# Problem to solve:
Return each line of the items below without any change, character for character.

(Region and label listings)

START

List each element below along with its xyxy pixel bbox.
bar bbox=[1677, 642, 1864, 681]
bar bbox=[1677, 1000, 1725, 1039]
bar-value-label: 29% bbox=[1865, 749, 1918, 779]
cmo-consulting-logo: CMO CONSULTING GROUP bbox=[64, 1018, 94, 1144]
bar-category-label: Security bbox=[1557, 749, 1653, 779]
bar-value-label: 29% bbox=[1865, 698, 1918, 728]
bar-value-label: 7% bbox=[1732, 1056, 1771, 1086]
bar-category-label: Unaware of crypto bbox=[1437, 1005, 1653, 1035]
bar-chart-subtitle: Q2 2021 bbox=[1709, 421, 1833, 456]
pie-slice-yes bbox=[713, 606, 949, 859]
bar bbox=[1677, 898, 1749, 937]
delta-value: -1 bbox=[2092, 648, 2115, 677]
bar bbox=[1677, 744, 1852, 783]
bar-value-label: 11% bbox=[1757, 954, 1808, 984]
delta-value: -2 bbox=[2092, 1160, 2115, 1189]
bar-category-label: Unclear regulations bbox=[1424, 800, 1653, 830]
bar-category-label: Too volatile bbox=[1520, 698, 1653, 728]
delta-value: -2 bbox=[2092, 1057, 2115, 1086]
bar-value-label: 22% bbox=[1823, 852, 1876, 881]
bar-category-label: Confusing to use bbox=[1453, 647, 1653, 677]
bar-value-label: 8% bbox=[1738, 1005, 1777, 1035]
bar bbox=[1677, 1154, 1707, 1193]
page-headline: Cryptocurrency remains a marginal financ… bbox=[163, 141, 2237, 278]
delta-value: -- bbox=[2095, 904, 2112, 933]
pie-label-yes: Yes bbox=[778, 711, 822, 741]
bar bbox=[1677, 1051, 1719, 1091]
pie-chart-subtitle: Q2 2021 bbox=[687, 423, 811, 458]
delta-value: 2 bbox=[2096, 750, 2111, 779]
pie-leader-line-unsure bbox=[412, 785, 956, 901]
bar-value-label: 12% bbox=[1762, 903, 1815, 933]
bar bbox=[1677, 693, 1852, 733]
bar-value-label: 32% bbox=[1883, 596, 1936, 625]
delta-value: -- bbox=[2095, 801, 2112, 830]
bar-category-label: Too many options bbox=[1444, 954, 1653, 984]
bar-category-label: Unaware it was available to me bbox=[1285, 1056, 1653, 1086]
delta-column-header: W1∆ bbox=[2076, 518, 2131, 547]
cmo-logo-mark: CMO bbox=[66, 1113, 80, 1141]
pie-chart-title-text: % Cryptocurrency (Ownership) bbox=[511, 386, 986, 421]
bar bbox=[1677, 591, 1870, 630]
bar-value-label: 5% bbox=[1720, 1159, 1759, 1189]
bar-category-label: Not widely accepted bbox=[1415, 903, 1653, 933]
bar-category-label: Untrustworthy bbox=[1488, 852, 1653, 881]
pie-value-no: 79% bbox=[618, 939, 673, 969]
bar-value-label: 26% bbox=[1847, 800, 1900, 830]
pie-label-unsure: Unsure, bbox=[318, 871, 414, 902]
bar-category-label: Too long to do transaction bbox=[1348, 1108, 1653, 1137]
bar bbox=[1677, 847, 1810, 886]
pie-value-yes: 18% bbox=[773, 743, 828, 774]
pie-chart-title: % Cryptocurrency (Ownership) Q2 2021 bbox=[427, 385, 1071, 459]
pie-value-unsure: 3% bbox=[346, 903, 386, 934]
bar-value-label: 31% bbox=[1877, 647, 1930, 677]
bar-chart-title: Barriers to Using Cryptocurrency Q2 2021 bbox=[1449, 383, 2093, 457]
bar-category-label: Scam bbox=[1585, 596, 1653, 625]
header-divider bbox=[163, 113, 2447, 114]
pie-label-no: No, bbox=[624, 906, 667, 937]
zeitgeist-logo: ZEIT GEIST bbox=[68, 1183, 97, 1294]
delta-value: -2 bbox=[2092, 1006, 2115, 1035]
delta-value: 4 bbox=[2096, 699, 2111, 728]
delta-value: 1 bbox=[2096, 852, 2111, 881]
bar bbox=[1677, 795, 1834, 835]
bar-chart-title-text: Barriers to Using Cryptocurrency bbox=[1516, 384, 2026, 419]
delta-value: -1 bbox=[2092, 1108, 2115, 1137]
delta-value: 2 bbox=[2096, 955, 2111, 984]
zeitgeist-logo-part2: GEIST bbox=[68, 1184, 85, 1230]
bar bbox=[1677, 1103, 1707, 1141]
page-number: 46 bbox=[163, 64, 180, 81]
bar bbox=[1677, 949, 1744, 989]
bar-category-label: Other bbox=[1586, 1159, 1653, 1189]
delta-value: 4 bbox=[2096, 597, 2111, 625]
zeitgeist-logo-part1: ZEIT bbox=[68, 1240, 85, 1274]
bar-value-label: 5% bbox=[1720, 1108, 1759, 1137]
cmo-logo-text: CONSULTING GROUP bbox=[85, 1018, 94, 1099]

END

# In response:
List each element below along with its xyxy pixel bbox.
bar bbox=[1677, 642, 1864, 681]
bar bbox=[1677, 1000, 1725, 1039]
bar-value-label: 29% bbox=[1865, 749, 1918, 779]
cmo-consulting-logo: CMO CONSULTING GROUP bbox=[64, 1018, 94, 1144]
bar-category-label: Security bbox=[1557, 749, 1653, 779]
bar-value-label: 29% bbox=[1865, 698, 1918, 728]
bar-value-label: 7% bbox=[1732, 1056, 1771, 1086]
bar-category-label: Unaware of crypto bbox=[1437, 1005, 1653, 1035]
bar-chart-subtitle: Q2 2021 bbox=[1709, 421, 1833, 456]
pie-slice-yes bbox=[713, 606, 949, 859]
bar bbox=[1677, 898, 1749, 937]
delta-value: -1 bbox=[2092, 648, 2115, 677]
bar bbox=[1677, 744, 1852, 783]
bar-value-label: 11% bbox=[1757, 954, 1808, 984]
delta-value: -2 bbox=[2092, 1160, 2115, 1189]
bar-category-label: Unclear regulations bbox=[1424, 800, 1653, 830]
bar-category-label: Too volatile bbox=[1520, 698, 1653, 728]
delta-value: -2 bbox=[2092, 1057, 2115, 1086]
bar-value-label: 22% bbox=[1823, 852, 1876, 881]
bar-category-label: Confusing to use bbox=[1453, 647, 1653, 677]
bar-value-label: 8% bbox=[1738, 1005, 1777, 1035]
bar bbox=[1677, 1154, 1707, 1193]
page-headline: Cryptocurrency remains a marginal financ… bbox=[163, 141, 2237, 278]
delta-value: -- bbox=[2095, 904, 2112, 933]
pie-label-yes: Yes bbox=[778, 711, 822, 741]
bar bbox=[1677, 1051, 1719, 1091]
pie-chart-subtitle: Q2 2021 bbox=[687, 423, 811, 458]
delta-value: 2 bbox=[2096, 750, 2111, 779]
pie-leader-line-unsure bbox=[412, 785, 956, 901]
bar-value-label: 12% bbox=[1762, 903, 1815, 933]
bar bbox=[1677, 693, 1852, 733]
bar-value-label: 32% bbox=[1883, 596, 1936, 625]
delta-value: -- bbox=[2095, 801, 2112, 830]
bar-category-label: Too many options bbox=[1444, 954, 1653, 984]
bar-category-label: Unaware it was available to me bbox=[1285, 1056, 1653, 1086]
delta-column-header: W1∆ bbox=[2076, 518, 2131, 547]
cmo-logo-mark: CMO bbox=[66, 1113, 80, 1141]
pie-chart-title-text: % Cryptocurrency (Ownership) bbox=[511, 386, 986, 421]
bar bbox=[1677, 591, 1870, 630]
bar-value-label: 5% bbox=[1720, 1159, 1759, 1189]
bar-category-label: Not widely accepted bbox=[1415, 903, 1653, 933]
bar-category-label: Untrustworthy bbox=[1488, 852, 1653, 881]
pie-value-no: 79% bbox=[618, 939, 673, 969]
bar-value-label: 26% bbox=[1847, 800, 1900, 830]
pie-label-unsure: Unsure, bbox=[318, 871, 414, 902]
bar-category-label: Too long to do transaction bbox=[1348, 1108, 1653, 1137]
bar bbox=[1677, 847, 1810, 886]
pie-value-yes: 18% bbox=[773, 743, 828, 774]
pie-chart-title: % Cryptocurrency (Ownership) Q2 2021 bbox=[427, 385, 1071, 459]
pie-value-unsure: 3% bbox=[346, 903, 386, 934]
bar-value-label: 31% bbox=[1877, 647, 1930, 677]
bar-chart-title: Barriers to Using Cryptocurrency Q2 2021 bbox=[1449, 383, 2093, 457]
bar-category-label: Scam bbox=[1585, 596, 1653, 625]
header-divider bbox=[163, 113, 2447, 114]
pie-label-no: No, bbox=[624, 906, 667, 937]
zeitgeist-logo: ZEIT GEIST bbox=[68, 1183, 97, 1294]
delta-value: -2 bbox=[2092, 1006, 2115, 1035]
delta-value: 4 bbox=[2096, 699, 2111, 728]
delta-value: 1 bbox=[2096, 852, 2111, 881]
bar bbox=[1677, 795, 1834, 835]
bar-chart-title-text: Barriers to Using Cryptocurrency bbox=[1516, 384, 2026, 419]
delta-value: -1 bbox=[2092, 1108, 2115, 1137]
delta-value: 2 bbox=[2096, 955, 2111, 984]
zeitgeist-logo-part2: GEIST bbox=[68, 1184, 85, 1230]
bar bbox=[1677, 1103, 1707, 1141]
page-number: 46 bbox=[163, 64, 180, 81]
bar bbox=[1677, 949, 1744, 989]
bar-category-label: Other bbox=[1586, 1159, 1653, 1189]
delta-value: 4 bbox=[2096, 597, 2111, 625]
zeitgeist-logo-part1: ZEIT bbox=[68, 1240, 85, 1274]
bar-value-label: 5% bbox=[1720, 1108, 1759, 1137]
cmo-logo-text: CONSULTING GROUP bbox=[85, 1018, 94, 1099]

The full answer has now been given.